* _Job_
Search the data for the string "способствует" and gather each line it is in.

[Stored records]
——

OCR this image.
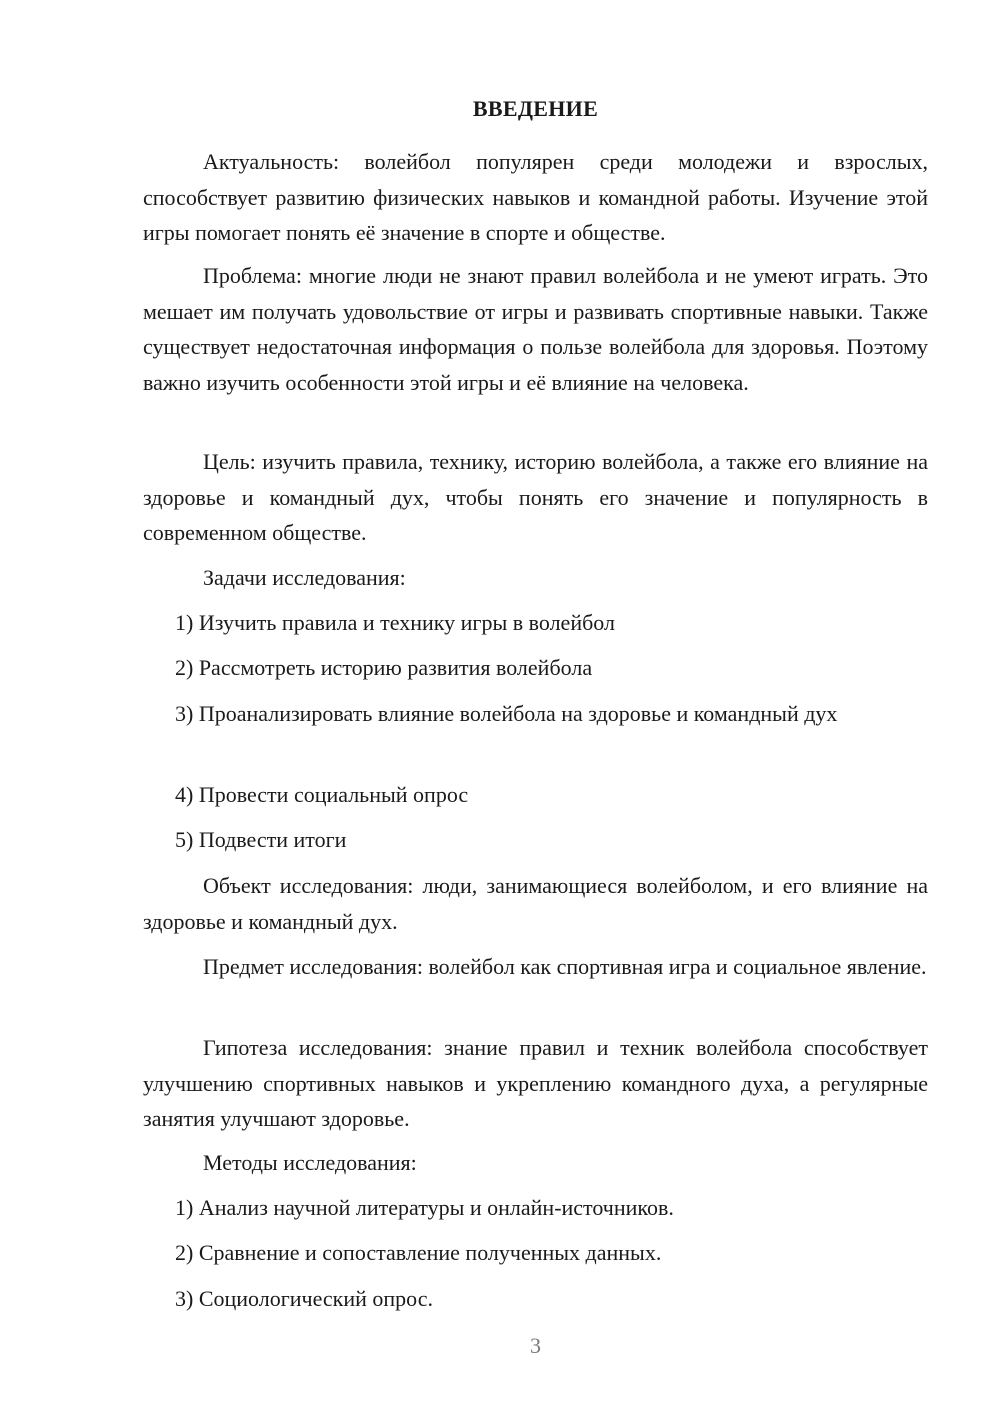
ВВЕДЕНИЕ

Актуальность: волейбол популярен среди молодежи и взрослых, способствует развитию физических навыков и командной работы. Изучение этой игры помогает понять её значение в спорте и обществе.

Проблема: многие люди не знают правил волейбола и не умеют играть. Это мешает им получать удовольствие от игры и развивать спортивные навыки. Также существует недостаточная информация о пользе волейбола для здоровья. Поэтому важно изучить особенности этой игры и её влияние на человека.

Цель: изучить правила, технику, историю волейбола, а также его влияние на здоровье и командный дух, чтобы понять его значение и популярность в современном обществе.

Задачи исследования:

1) Изучить правила и технику игры в волейбол
2) Рассмотреть историю развития волейбола
3) Проанализировать влияние волейбола на здоровье и командный дух
4) Провести социальный опрос
5) Подвести итоги

Объект исследования: люди, занимающиеся волейболом, и его влияние на здоровье и командный дух.

Предмет исследования: волейбол как спортивная игра и социальное явление.

Гипотеза исследования: знание правил и техник волейбола способствует улучшению спортивных навыков и укреплению командного духа, а регулярные занятия улучшают здоровье.

Методы исследования:

1) Анализ научной литературы и онлайн-источников.
2) Сравнение и сопоставление полученных данных.
3) Социологический опрос.
3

——

* _Written answer_
Актуальность: волейбол популярен среди молодежи и взрослых, способствует развитию физических навыков и командной работы. Изучение этой игры помогает понять её значение в спорте и обществе.
Гипотеза исследования: знание правил и техник волейбола способствует улучшению спортивных навыков и укреплению командного духа, а регулярные занятия улучшают здоровье.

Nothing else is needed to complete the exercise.